### Recorded information
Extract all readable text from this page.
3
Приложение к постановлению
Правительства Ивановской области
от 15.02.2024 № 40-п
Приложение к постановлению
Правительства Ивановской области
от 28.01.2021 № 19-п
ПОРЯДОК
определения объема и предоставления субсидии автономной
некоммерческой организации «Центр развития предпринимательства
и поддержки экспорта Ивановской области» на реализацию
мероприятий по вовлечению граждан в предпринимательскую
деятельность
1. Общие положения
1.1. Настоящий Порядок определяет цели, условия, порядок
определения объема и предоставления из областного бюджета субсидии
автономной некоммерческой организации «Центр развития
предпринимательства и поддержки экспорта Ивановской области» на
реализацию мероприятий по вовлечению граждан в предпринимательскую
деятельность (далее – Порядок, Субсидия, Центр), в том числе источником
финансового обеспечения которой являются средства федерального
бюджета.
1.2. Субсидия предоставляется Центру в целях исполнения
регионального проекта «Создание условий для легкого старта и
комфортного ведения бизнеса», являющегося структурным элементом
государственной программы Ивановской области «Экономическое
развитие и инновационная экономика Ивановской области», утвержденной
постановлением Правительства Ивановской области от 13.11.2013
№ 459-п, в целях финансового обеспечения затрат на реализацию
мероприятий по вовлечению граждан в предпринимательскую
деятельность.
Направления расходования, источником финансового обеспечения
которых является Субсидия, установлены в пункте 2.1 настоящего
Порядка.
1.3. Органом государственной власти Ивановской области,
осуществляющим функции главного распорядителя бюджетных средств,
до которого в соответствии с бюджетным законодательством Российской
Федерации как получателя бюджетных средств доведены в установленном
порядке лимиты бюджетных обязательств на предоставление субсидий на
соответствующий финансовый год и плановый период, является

### Given task
Look through the entries above for the word "области". Copy every line where it shows up.

### Finished task
Правительства Ивановской области
Правительства Ивановской области
и поддержки экспорта Ивановской области» на реализацию
предпринимательства и поддержки экспорта Ивановской области» на
государственной программы Ивановской области «Экономическое
развитие и инновационная экономика Ивановской области», утвержденной
постановлением Правительства Ивановской области от 13.11.2013
1.3. Органом государственной власти Ивановской области,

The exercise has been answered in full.